Stated problem: Collect all lines containing the word "auch" from the data.

Exercise input:
· · · · · · ·

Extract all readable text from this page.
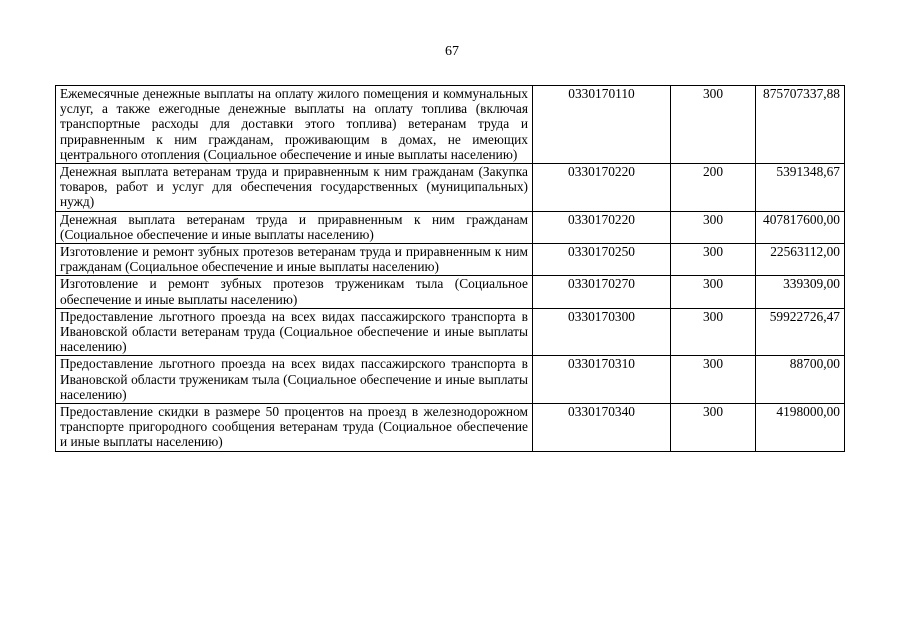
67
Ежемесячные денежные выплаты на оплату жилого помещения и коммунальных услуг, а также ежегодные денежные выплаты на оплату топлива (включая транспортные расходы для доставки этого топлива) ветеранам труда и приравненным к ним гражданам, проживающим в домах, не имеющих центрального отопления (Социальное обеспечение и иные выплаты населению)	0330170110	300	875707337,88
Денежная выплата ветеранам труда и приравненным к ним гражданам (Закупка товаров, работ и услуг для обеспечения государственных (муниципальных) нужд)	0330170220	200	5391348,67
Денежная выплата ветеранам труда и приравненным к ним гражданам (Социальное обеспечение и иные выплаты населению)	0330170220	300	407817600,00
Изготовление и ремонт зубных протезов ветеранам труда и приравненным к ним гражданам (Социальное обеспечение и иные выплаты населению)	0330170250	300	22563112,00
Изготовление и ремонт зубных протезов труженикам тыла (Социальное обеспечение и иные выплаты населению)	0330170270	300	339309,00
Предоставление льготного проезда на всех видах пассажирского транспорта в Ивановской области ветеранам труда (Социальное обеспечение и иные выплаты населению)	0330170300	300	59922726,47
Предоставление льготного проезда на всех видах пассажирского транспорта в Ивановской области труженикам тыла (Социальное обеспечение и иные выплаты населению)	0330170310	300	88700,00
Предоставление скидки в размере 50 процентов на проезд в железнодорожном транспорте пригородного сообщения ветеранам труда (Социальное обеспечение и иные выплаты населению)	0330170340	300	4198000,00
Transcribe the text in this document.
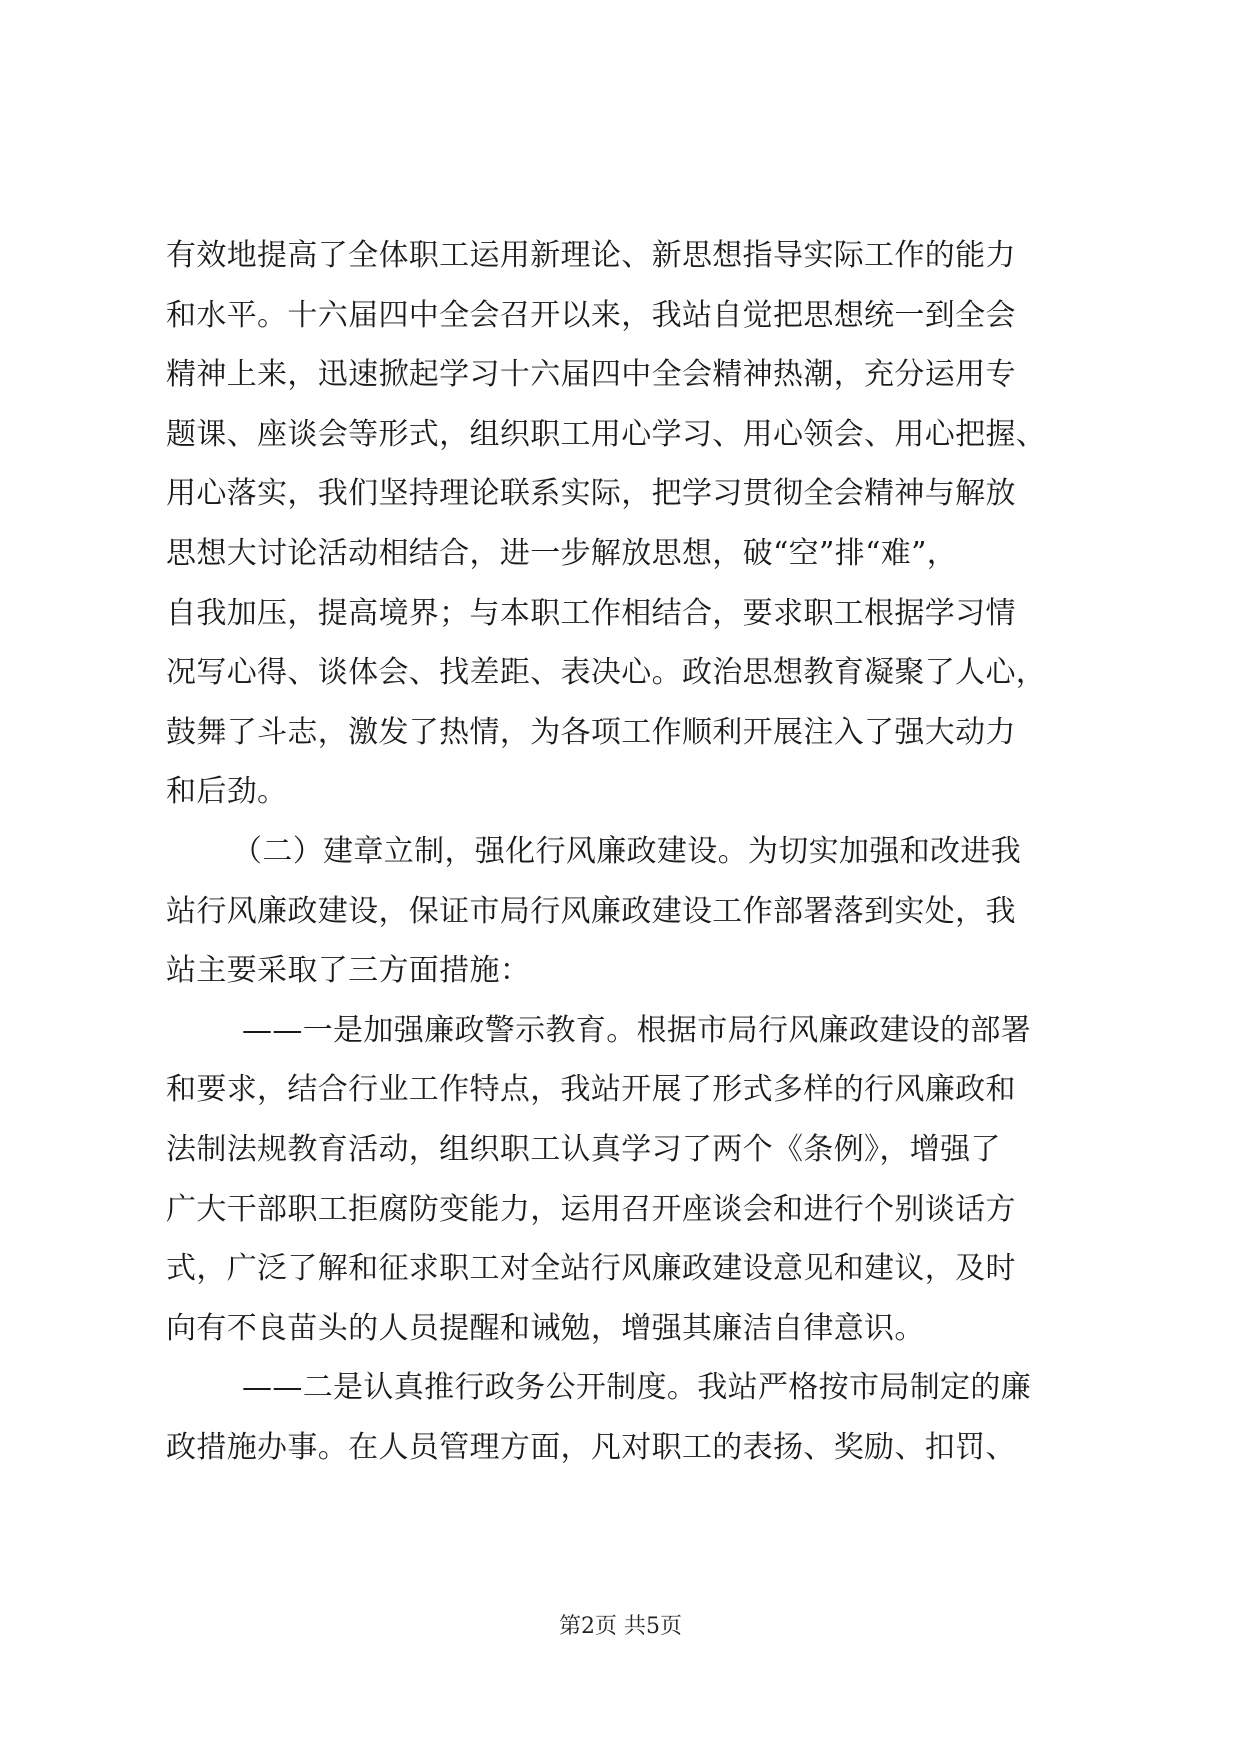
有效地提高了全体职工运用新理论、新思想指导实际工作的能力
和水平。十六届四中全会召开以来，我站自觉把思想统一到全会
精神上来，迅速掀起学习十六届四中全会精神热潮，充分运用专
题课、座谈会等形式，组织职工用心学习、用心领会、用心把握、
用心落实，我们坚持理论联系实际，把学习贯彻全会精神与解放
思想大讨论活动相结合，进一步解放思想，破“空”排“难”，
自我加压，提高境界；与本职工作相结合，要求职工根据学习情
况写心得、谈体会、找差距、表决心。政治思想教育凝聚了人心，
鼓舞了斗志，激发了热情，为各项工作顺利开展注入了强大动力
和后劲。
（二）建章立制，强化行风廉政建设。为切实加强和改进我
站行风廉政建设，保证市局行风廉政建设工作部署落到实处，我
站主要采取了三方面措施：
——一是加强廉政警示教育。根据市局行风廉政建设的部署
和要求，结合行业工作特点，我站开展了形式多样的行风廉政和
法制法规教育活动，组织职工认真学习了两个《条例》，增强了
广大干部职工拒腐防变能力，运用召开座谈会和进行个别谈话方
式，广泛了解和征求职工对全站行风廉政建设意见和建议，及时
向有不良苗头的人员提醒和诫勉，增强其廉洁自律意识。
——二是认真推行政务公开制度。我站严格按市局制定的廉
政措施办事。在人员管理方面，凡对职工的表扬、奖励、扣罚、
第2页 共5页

· · · · · · ·

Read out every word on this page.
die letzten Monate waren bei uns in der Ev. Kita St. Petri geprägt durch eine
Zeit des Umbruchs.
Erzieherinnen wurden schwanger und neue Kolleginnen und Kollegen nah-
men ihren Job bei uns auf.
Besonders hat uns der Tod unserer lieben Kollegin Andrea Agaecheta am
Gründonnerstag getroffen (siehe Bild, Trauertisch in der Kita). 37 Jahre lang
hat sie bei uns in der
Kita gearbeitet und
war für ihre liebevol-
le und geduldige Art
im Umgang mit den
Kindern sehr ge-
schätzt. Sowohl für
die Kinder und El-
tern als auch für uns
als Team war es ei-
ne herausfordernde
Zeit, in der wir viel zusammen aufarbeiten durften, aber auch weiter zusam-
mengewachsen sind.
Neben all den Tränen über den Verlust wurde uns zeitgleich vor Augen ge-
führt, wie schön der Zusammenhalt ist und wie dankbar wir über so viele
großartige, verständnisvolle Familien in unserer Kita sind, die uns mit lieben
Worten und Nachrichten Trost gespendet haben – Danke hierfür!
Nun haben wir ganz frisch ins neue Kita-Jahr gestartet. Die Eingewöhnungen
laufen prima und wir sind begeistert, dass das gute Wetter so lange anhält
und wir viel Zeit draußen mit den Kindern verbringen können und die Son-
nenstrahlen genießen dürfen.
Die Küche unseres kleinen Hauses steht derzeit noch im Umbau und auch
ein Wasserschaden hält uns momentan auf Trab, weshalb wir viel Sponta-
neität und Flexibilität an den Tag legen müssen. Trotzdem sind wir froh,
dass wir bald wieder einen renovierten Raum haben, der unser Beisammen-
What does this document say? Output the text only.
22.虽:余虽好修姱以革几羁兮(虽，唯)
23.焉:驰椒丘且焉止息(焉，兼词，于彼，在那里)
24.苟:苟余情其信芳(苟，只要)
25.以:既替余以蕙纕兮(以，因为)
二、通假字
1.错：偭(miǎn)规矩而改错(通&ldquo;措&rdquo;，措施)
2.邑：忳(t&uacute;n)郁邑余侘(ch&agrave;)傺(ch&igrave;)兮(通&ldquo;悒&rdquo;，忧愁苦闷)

· · · · · · ·

Reply:
tern als auch für uns
Zeit, in der wir viel zusammen aufarbeiten durften, aber auch weiter zusam-
Die Küche unseres kleinen Hauses steht derzeit noch im Umbau und auch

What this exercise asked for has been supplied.